» TASK BRIEF:
Look through the data below. Collect every line where the word "Bitstamp" occurs.
---------- PROVIDED RECORDS ----------
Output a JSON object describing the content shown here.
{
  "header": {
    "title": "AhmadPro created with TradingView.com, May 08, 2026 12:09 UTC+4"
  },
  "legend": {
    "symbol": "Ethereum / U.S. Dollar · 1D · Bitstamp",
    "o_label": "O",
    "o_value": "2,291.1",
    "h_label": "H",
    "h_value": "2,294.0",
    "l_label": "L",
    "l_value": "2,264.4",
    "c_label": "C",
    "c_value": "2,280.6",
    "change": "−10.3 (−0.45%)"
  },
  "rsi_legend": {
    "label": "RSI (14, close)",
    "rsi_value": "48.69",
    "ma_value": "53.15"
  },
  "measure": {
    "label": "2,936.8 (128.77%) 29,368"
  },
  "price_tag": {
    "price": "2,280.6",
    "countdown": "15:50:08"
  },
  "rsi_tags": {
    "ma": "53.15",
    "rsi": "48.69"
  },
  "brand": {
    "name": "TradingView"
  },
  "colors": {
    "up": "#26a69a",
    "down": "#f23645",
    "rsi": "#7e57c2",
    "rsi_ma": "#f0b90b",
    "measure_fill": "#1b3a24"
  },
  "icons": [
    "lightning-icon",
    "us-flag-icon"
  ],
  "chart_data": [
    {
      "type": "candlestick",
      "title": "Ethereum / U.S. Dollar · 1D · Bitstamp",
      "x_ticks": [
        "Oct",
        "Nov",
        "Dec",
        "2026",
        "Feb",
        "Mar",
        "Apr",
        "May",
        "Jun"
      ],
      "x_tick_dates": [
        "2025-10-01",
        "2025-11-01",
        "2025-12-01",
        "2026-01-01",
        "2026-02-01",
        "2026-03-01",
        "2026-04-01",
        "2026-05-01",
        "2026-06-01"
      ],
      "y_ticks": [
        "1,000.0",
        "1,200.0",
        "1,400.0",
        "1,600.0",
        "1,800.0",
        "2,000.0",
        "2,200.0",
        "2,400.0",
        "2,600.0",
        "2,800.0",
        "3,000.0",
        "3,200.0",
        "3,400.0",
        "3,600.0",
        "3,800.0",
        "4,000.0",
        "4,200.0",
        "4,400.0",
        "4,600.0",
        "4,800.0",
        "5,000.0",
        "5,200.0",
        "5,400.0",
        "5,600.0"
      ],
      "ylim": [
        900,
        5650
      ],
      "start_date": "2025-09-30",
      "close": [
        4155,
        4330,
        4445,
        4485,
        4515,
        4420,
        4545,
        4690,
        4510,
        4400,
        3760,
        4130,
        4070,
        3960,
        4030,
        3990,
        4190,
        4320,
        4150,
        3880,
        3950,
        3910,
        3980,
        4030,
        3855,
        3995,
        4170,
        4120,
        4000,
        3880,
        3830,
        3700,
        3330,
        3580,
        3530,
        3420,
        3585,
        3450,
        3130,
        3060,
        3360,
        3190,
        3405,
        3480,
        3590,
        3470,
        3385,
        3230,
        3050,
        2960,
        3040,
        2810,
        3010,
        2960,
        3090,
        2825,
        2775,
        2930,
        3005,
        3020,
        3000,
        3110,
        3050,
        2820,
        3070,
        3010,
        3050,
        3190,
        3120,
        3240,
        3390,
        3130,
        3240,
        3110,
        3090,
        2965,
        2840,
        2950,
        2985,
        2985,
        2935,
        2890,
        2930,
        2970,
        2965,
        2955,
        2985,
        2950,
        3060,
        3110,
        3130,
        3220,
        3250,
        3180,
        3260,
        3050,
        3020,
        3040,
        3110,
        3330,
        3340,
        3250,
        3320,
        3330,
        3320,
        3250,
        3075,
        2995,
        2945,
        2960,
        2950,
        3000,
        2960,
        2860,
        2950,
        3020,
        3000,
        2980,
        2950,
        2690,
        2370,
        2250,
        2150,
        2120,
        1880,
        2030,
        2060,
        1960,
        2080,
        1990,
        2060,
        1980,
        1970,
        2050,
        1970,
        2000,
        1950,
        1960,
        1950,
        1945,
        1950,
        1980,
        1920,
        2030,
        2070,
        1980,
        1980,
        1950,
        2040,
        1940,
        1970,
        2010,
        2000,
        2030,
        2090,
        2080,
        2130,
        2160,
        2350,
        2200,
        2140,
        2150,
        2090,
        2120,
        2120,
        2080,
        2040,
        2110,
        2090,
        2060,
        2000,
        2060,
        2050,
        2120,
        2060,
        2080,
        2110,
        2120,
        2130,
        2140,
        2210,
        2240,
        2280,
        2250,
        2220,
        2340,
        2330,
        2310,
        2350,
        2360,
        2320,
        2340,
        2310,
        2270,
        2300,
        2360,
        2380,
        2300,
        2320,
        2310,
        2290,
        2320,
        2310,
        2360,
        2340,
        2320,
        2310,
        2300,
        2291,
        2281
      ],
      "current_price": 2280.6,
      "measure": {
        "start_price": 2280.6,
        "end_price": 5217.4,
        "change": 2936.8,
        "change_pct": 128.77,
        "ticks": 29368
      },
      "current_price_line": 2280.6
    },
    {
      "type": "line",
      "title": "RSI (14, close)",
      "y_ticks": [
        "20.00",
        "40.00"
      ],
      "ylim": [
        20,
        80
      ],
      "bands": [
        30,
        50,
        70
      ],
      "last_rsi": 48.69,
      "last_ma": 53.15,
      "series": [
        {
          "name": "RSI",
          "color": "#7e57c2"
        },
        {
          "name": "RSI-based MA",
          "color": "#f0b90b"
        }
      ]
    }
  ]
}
----------
» THE RESPONSE:
    "symbol": "Ethereum / U.S. Dollar · 1D · Bitstamp",
      "title": "Ethereum / U.S. Dollar · 1D · Bitstamp",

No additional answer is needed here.